*Task*
Go over these records and count the lines with the string "yaratish" in them; the count is all that should be returned.

*Dataset excerpts*
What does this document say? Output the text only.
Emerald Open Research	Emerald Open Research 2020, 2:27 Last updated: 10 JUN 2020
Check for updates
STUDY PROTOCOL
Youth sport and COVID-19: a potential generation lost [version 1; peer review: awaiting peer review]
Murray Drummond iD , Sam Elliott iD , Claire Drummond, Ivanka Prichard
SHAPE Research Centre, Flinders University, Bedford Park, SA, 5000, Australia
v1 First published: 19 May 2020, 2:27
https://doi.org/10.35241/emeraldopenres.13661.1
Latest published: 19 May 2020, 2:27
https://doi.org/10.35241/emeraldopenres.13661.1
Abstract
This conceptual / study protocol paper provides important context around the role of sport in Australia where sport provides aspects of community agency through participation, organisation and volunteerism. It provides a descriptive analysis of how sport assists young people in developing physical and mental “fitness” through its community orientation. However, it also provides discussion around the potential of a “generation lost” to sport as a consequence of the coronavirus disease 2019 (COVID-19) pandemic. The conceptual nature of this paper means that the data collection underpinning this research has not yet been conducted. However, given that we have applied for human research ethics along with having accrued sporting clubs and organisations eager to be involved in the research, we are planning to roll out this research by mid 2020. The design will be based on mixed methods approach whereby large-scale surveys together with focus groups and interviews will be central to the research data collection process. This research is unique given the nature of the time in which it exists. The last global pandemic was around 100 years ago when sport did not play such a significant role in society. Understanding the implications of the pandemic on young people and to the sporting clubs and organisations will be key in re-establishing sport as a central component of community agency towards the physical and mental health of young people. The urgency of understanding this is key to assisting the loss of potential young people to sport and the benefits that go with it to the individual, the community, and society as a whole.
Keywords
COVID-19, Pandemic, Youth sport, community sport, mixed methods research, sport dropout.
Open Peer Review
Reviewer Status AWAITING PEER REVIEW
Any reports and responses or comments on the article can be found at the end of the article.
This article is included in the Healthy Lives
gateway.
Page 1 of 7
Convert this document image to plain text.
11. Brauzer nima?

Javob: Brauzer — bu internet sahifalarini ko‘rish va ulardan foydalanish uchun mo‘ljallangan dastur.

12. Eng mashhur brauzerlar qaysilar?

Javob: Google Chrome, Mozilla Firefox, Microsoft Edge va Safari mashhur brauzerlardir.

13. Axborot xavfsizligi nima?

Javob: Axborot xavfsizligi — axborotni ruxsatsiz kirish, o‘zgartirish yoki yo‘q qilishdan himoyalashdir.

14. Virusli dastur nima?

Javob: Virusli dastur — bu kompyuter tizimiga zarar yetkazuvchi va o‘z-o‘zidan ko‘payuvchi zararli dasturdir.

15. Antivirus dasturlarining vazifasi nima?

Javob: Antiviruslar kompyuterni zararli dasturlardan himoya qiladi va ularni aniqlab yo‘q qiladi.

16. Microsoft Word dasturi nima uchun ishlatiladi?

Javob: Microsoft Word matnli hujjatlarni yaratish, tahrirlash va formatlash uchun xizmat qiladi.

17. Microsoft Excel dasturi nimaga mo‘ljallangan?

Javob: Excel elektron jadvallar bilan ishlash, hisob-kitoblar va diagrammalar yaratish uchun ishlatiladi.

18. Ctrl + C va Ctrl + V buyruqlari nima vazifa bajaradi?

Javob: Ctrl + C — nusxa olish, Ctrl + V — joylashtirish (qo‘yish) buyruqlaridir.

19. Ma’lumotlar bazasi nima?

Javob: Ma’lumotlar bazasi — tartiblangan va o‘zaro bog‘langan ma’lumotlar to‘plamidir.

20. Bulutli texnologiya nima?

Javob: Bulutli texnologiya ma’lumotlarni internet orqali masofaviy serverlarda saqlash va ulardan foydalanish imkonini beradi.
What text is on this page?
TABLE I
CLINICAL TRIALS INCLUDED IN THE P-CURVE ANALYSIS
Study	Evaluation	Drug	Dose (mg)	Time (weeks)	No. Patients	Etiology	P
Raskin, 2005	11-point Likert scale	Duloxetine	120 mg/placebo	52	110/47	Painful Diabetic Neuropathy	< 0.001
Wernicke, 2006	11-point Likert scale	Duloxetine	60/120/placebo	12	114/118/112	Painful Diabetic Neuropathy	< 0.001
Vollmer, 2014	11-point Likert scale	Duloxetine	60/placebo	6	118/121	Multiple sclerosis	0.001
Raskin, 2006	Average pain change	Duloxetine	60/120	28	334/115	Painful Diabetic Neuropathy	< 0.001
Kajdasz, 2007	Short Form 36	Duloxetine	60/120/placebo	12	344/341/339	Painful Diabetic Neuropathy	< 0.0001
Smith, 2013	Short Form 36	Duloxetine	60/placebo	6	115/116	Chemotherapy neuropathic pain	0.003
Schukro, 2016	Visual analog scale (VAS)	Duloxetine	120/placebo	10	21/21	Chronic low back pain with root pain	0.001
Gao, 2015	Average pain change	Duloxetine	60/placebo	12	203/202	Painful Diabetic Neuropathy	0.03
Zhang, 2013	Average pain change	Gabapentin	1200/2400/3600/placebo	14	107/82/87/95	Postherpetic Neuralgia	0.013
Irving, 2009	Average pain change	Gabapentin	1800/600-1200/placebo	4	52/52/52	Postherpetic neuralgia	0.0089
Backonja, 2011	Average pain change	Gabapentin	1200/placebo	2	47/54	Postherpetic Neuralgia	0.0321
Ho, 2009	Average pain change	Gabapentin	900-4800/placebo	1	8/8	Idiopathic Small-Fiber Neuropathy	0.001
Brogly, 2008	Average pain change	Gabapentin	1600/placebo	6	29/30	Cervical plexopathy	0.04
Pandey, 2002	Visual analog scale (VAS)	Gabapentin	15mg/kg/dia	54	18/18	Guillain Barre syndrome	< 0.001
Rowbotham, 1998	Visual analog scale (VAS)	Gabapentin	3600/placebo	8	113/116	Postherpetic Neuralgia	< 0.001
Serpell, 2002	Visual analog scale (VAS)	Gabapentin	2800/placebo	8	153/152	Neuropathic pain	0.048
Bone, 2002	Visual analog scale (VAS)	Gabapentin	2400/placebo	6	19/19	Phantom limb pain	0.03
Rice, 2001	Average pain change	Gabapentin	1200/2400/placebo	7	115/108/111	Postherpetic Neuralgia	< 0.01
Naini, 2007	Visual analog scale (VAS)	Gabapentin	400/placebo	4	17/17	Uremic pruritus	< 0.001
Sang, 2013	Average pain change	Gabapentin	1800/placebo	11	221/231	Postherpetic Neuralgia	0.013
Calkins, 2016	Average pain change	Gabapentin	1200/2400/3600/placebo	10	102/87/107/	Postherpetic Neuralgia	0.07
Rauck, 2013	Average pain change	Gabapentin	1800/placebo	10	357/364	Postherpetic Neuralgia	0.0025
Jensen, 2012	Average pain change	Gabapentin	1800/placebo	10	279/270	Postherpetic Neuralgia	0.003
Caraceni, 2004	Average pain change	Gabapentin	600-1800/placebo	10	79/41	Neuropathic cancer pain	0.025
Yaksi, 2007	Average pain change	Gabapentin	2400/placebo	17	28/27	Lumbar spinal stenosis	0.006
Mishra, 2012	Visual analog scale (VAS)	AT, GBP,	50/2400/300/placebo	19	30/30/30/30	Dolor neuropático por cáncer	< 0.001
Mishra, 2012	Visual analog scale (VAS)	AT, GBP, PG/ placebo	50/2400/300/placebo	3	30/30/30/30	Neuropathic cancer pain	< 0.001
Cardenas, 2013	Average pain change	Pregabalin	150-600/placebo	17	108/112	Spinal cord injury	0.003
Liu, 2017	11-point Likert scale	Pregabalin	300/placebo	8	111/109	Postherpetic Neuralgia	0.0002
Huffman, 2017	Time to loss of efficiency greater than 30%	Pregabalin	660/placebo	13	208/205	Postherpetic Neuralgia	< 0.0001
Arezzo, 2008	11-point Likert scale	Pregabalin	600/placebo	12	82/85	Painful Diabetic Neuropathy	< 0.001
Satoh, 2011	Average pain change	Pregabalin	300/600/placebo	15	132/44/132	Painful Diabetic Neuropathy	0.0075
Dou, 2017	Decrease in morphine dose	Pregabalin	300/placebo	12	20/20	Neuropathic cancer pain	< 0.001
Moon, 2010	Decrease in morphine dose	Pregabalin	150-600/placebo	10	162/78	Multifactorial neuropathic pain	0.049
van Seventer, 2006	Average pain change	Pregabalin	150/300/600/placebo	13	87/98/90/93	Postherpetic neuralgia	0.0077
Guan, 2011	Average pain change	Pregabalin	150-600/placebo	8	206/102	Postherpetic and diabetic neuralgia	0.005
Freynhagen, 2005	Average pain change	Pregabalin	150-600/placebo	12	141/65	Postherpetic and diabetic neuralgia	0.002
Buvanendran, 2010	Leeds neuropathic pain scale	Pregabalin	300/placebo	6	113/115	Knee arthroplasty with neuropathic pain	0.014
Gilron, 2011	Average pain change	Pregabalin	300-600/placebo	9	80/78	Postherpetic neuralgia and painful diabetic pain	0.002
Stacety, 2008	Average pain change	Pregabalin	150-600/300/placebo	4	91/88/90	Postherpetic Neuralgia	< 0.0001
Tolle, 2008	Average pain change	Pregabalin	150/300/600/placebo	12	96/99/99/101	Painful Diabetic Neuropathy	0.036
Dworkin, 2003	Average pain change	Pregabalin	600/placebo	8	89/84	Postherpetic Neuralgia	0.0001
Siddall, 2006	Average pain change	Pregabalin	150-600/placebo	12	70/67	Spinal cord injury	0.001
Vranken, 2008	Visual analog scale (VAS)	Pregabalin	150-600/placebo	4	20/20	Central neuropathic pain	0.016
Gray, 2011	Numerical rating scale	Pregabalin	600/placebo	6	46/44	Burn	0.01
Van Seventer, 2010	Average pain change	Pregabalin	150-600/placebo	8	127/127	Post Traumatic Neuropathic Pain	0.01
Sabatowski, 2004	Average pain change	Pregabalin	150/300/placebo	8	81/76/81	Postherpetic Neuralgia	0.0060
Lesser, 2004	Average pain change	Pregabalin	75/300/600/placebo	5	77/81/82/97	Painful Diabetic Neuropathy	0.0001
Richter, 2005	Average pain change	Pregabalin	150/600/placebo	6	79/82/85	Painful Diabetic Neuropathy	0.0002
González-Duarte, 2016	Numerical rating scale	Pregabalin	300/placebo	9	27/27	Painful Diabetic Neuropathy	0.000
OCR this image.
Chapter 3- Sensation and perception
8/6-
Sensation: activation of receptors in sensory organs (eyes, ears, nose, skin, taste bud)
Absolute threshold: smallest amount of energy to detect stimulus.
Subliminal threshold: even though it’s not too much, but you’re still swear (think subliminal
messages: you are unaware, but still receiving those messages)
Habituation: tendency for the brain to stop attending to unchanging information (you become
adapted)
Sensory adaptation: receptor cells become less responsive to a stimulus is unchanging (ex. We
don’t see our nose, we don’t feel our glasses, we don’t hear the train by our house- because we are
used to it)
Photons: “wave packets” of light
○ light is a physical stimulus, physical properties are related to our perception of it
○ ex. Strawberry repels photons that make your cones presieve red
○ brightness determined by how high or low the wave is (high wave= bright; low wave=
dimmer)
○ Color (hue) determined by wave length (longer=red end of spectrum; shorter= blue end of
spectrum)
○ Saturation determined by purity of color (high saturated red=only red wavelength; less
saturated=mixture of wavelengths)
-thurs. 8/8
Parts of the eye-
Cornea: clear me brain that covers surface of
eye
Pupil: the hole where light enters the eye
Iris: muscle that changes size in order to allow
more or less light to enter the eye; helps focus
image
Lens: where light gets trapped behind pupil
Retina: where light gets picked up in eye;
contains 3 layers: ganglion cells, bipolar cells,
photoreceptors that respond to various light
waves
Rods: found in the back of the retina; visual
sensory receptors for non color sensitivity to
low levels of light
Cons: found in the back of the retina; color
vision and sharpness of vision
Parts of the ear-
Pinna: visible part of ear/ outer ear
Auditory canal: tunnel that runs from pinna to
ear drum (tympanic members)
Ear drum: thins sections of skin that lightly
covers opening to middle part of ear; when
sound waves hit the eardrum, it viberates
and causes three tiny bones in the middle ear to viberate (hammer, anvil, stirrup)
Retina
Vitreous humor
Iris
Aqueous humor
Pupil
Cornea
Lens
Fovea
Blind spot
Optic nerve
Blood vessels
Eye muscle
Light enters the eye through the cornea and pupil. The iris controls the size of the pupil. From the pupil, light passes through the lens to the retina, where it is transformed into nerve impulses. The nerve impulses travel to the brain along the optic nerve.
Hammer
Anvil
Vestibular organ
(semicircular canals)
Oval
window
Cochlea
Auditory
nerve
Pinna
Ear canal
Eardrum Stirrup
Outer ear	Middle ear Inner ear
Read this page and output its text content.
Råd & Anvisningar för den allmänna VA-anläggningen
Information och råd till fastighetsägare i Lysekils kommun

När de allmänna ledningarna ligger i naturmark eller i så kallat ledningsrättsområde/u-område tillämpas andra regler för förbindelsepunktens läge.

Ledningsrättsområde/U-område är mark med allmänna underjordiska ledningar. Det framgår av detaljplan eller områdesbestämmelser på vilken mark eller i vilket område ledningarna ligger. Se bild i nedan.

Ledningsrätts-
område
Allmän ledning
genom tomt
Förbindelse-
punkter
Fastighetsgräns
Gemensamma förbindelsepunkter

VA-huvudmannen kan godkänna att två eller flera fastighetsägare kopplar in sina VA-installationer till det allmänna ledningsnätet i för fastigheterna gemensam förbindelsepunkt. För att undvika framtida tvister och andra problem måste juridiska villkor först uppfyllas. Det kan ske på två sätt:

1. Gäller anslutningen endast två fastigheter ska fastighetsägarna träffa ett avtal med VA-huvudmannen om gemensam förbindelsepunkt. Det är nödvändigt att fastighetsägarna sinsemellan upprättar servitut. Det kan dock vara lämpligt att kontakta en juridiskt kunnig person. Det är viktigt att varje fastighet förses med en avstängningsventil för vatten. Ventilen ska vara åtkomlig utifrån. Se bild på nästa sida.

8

*The answer*
2